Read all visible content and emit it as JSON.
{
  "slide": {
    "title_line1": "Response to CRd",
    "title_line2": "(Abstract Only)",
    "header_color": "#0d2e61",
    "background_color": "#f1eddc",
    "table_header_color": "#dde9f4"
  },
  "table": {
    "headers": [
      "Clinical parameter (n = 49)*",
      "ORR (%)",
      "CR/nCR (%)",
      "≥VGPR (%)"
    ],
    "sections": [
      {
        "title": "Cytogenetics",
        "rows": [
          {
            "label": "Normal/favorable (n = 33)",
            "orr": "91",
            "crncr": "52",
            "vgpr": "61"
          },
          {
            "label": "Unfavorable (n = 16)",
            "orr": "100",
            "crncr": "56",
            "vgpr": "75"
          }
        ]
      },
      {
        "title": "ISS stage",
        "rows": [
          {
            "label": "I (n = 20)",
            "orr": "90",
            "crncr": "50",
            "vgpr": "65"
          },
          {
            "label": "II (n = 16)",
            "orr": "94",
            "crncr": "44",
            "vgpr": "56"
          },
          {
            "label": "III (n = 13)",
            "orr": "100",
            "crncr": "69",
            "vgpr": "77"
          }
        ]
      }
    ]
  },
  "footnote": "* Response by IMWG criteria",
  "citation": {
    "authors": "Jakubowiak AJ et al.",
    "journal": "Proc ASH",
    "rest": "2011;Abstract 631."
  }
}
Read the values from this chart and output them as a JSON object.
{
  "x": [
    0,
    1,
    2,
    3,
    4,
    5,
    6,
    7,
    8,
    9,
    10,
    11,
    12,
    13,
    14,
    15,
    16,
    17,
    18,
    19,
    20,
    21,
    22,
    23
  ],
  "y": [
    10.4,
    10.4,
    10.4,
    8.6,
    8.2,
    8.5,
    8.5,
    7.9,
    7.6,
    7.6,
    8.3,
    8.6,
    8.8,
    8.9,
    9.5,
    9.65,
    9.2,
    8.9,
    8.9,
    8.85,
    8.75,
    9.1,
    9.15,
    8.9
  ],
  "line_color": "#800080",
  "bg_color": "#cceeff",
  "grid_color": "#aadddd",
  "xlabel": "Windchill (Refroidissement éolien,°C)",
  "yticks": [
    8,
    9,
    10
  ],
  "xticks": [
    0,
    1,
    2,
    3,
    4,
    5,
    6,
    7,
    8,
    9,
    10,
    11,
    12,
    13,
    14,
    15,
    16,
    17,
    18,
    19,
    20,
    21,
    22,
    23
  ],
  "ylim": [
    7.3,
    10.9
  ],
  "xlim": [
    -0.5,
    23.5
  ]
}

**Required work:** Pull out all lines of the data with the string "crncr".

**Answer to the task:**
            "crncr": "52",
            "crncr": "56",
            "crncr": "50",
            "crncr": "44",
            "crncr": "69",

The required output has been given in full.